WHAT YOU ARE ASKED TO DO:
Give back each entry unchanged, minus pictures.

* Begin DATA LISTING *

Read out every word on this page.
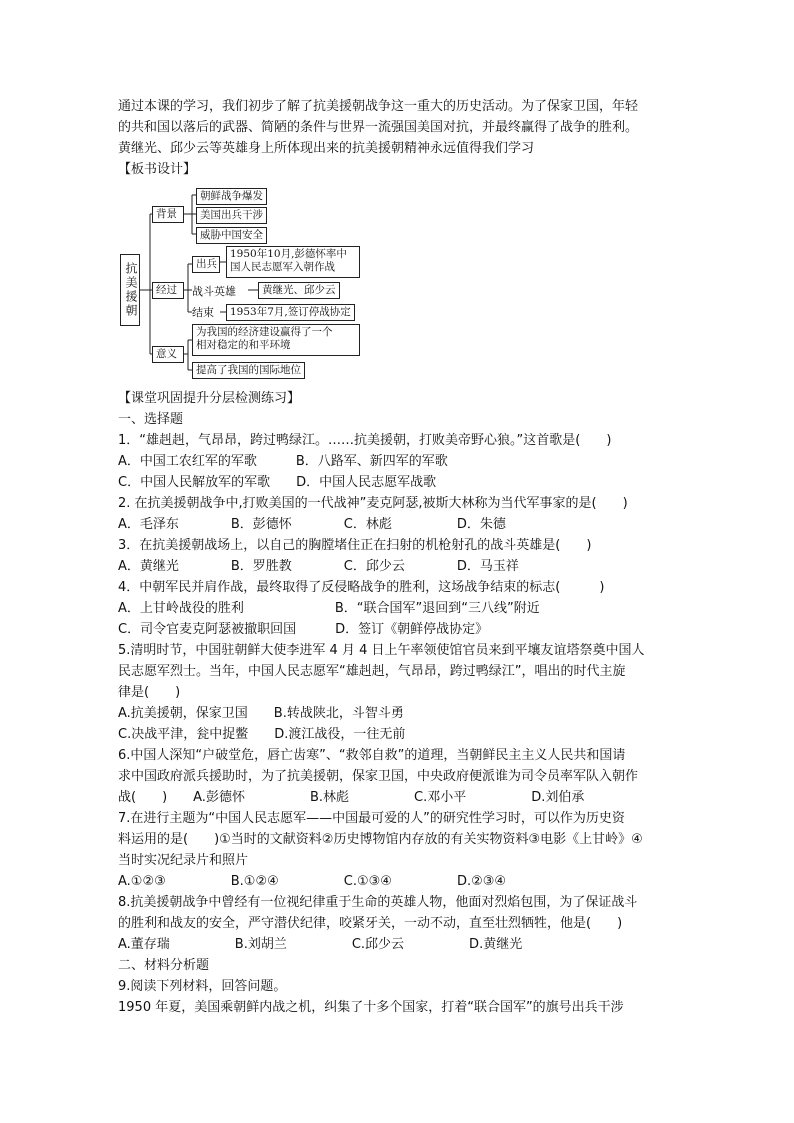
通过本课的学习，我们初步了解了抗美援朝战争这一重大的历史活动。为了保家卫国，年轻
的共和国以落后的武器、简陋的条件与世界一流强国美国对抗，并最终赢得了战争的胜利。
黄继光、邱少云等英雄身上所体现出来的抗美援朝精神永远值得我们学习
【板书设计】
抗美援朝
背景
朝鲜战争爆发
美国出兵干涉
威胁中国安全
经过
出兵
1950年10月,彭德怀率中
国人民志愿军入朝作战
战斗英雄	黄继光、邱少云
结束	1953年7月,签订停战协定
意义
为我国的经济建设赢得了一个
相对稳定的和平环境
提高了我国的国际地位
【课堂巩固提升分层检测练习】
一、选择题
1．“雄赳赳，气昂昂，跨过鸭绿江。……抗美援朝，打败美帝野心狼。”这首歌是(　　)
A．中国工农红军的军歌　　　B．八路军、新四军的军歌
C．中国人民解放军的军歌　　D．中国人民志愿军战歌
2. 在抗美援朝战争中,打败美国的一代战神”麦克阿瑟,被斯大林称为当代军事家的是(　　)
A．毛泽东　　　　B．彭德怀　　　　C．林彪　　　　　D．朱德
3．在抗美援朝战场上，以自己的胸膛堵住正在扫射的机枪射孔的战斗英雄是(　　)
A．黄继光　　　　B．罗胜教　　　　C．邱少云　　　　D．马玉祥
4．中朝军民并肩作战，最终取得了反侵略战争的胜利，这场战争结束的标志(　　　)
A．上甘岭战役的胜利　　　　　　　B．“联合国军”退回到“三八线”附近
C．司令官麦克阿瑟被撤职回国　　　D．签订《朝鲜停战协定》
5.清明时节，中国驻朝鲜大使李进军 4 月 4 日上午率领使馆官员来到平壤友谊塔祭奠中国人
民志愿军烈士。当年，中国人民志愿军“雄赳赳，气昂昂，跨过鸭绿江”，唱出的时代主旋
律是(　　)
A.抗美援朝，保家卫国　　B.转战陕北，斗智斗勇
C.决战平津，瓮中捉鳖　　D.渡江战役，一往无前
6.中国人深知“户破堂危，唇亡齿寒”、“救邻自救”的道理，当朝鲜民主主义人民共和国请
求中国政府派兵援助时，为了抗美援朝，保家卫国，中央政府便派谁为司令员率军队入朝作
战(　　)　　A.彭德怀　　　　　B.林彪　　　　　C.邓小平　　　　　D.刘伯承
7.在进行主题为“中国人民志愿军——中国最可爱的人”的研究性学习时，可以作为历史资
料运用的是(　　)①当时的文献资料②历史博物馆内存放的有关实物资料③电影《上甘岭》④
当时实况纪录片和照片
A.①②③　　　　　B.①②④　　　　　C.①③④　　　　　D.②③④
8.抗美援朝战争中曾经有一位视纪律重于生命的英雄人物，他面对烈焰包围，为了保证战斗
的胜利和战友的安全，严守潜伏纪律，咬紧牙关，一动不动，直至壮烈牺牲，他是(　　)
A.董存瑞　　　　　B.刘胡兰　　　　　C.邱少云　　　　　D.黄继光
二、材料分析题
9.阅读下列材料，回答问题。
1950 年夏，美国乘朝鲜内战之机，纠集了十多个国家，打着“联合国军”的旗号出兵干涉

* End DATA LISTING *

SOLUTION FOR THIS PROBLEM:
Read out every word on this page.
通过本课的学习，我们初步了解了抗美援朝战争这一重大的历史活动。为了保家卫国，年轻
的共和国以落后的武器、简陋的条件与世界一流强国美国对抗，并最终赢得了战争的胜利。
黄继光、邱少云等英雄身上所体现出来的抗美援朝精神永远值得我们学习
【板书设计】
抗美援朝
背景
朝鲜战争爆发
美国出兵干涉
威胁中国安全
经过
出兵
1950年10月,彭德怀率中
国人民志愿军入朝作战
战斗英雄	黄继光、邱少云
结束	1953年7月,签订停战协定
意义
为我国的经济建设赢得了一个
相对稳定的和平环境
提高了我国的国际地位
【课堂巩固提升分层检测练习】
一、选择题
1．“雄赳赳，气昂昂，跨过鸭绿江。……抗美援朝，打败美帝野心狼。”这首歌是(　　)
A．中国工农红军的军歌　　　B．八路军、新四军的军歌
C．中国人民解放军的军歌　　D．中国人民志愿军战歌
2. 在抗美援朝战争中,打败美国的一代战神”麦克阿瑟,被斯大林称为当代军事家的是(　　)
A．毛泽东　　　　B．彭德怀　　　　C．林彪　　　　　D．朱德
3．在抗美援朝战场上，以自己的胸膛堵住正在扫射的机枪射孔的战斗英雄是(　　)
A．黄继光　　　　B．罗胜教　　　　C．邱少云　　　　D．马玉祥
4．中朝军民并肩作战，最终取得了反侵略战争的胜利，这场战争结束的标志(　　　)
A．上甘岭战役的胜利　　　　　　　B．“联合国军”退回到“三八线”附近
C．司令官麦克阿瑟被撤职回国　　　D．签订《朝鲜停战协定》
5.清明时节，中国驻朝鲜大使李进军 4 月 4 日上午率领使馆官员来到平壤友谊塔祭奠中国人
民志愿军烈士。当年，中国人民志愿军“雄赳赳，气昂昂，跨过鸭绿江”，唱出的时代主旋
律是(　　)
A.抗美援朝，保家卫国　　B.转战陕北，斗智斗勇
C.决战平津，瓮中捉鳖　　D.渡江战役，一往无前
6.中国人深知“户破堂危，唇亡齿寒”、“救邻自救”的道理，当朝鲜民主主义人民共和国请
求中国政府派兵援助时，为了抗美援朝，保家卫国，中央政府便派谁为司令员率军队入朝作
战(　　)　　A.彭德怀　　　　　B.林彪　　　　　C.邓小平　　　　　D.刘伯承
7.在进行主题为“中国人民志愿军——中国最可爱的人”的研究性学习时，可以作为历史资
料运用的是(　　)①当时的文献资料②历史博物馆内存放的有关实物资料③电影《上甘岭》④
当时实况纪录片和照片
A.①②③　　　　　B.①②④　　　　　C.①③④　　　　　D.②③④
8.抗美援朝战争中曾经有一位视纪律重于生命的英雄人物，他面对烈焰包围，为了保证战斗
的胜利和战友的安全，严守潜伏纪律，咬紧牙关，一动不动，直至壮烈牺牲，他是(　　)
A.董存瑞　　　　　B.刘胡兰　　　　　C.邱少云　　　　　D.黄继光
二、材料分析题
9.阅读下列材料，回答问题。
1950 年夏，美国乘朝鲜内战之机，纠集了十多个国家，打着“联合国军”的旗号出兵干涉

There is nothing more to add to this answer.